━━━━━ MATERIAL FOR THE TASK ━━━━━

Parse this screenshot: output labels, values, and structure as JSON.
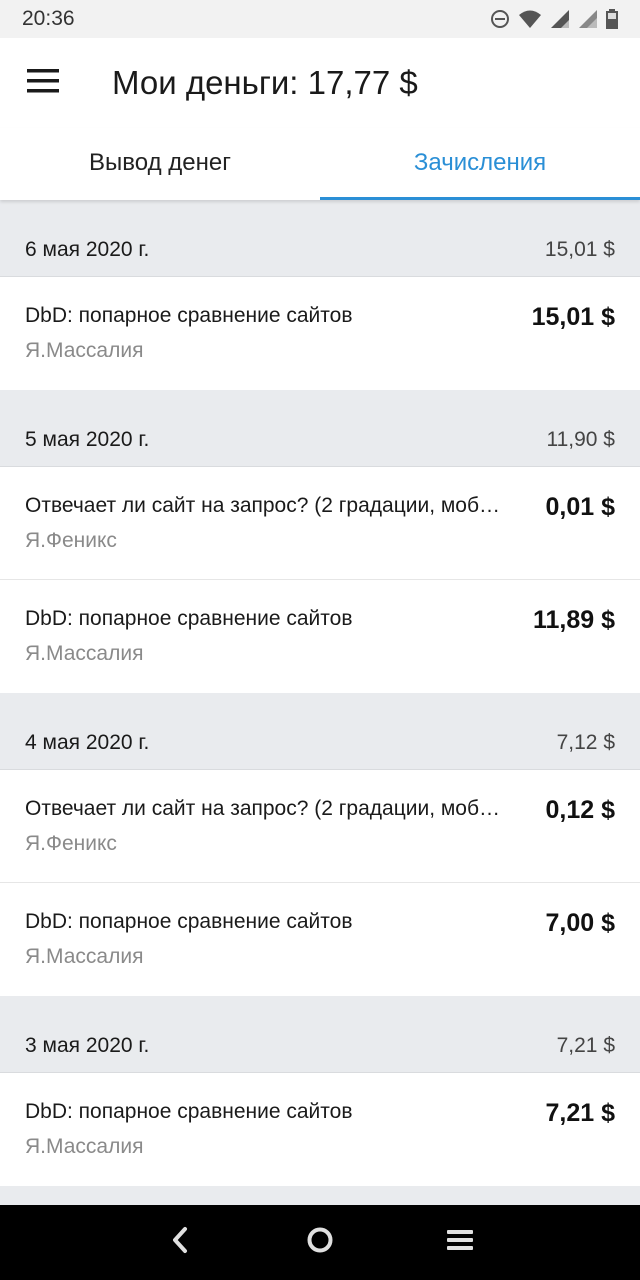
{
  "status_bar": {
    "time": "20:36"
  },
  "app_bar": {
    "title": "Мои деньги: 17,77 $"
  },
  "tabs": [
    {
      "label": "Вывод денег",
      "active": false
    },
    {
      "label": "Зачисления",
      "active": true
    }
  ],
  "days": [
    {
      "date": "6 мая 2020 г.",
      "total": "15,01 $",
      "items": [
        {
          "title": "DbD: попарное сравнение сайтов",
          "requester": "Я.Массалия",
          "amount": "15,01 $"
        }
      ]
    },
    {
      "date": "5 мая 2020 г.",
      "total": "11,90 $",
      "items": [
        {
          "title": "Отвечает ли сайт на запрос? (2 градации, моб…",
          "requester": "Я.Феникс",
          "amount": "0,01 $"
        },
        {
          "title": "DbD: попарное сравнение сайтов",
          "requester": "Я.Массалия",
          "amount": "11,89 $"
        }
      ]
    },
    {
      "date": "4 мая 2020 г.",
      "total": "7,12 $",
      "items": [
        {
          "title": "Отвечает ли сайт на запрос? (2 градации, моб…",
          "requester": "Я.Феникс",
          "amount": "0,12 $"
        },
        {
          "title": "DbD: попарное сравнение сайтов",
          "requester": "Я.Массалия",
          "amount": "7,00 $"
        }
      ]
    },
    {
      "date": "3 мая 2020 г.",
      "total": "7,21 $",
      "items": [
        {
          "title": "DbD: попарное сравнение сайтов",
          "requester": "Я.Массалия",
          "amount": "7,21 $"
        }
      ]
    }
  ],
  "colors": {
    "accent": "#2a8fd6",
    "background": "#e9ebee"
  },
  "icons": {
    "status": [
      "do-not-disturb-icon",
      "wifi-icon",
      "signal-icon",
      "signal-icon",
      "battery-icon"
    ],
    "app_bar": "menu-icon",
    "nav": [
      "back-icon",
      "home-icon",
      "recents-icon"
    ]
  }
}
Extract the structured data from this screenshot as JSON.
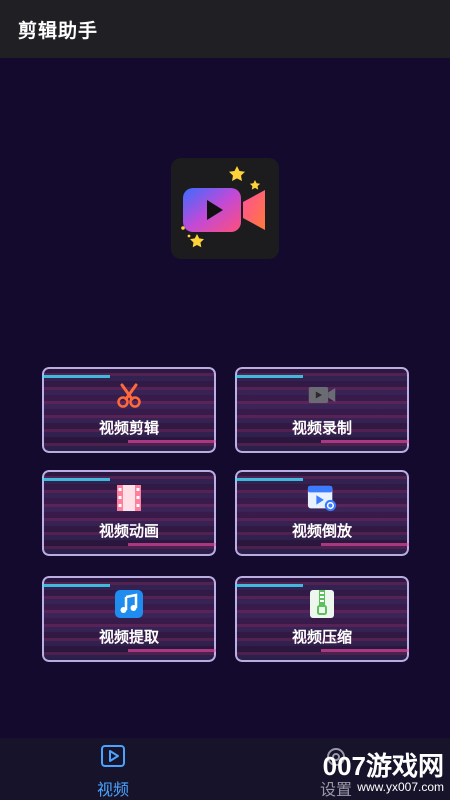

━━━━━

* TASK REQUIREMENTS
All lines that include "total" are to be gathered and copied.

* COMPLETE ANSWER
      "total": "15,01 $",
      "total": "11,90 $",
      "total": "7,12 $",
      "total": "7,21 $",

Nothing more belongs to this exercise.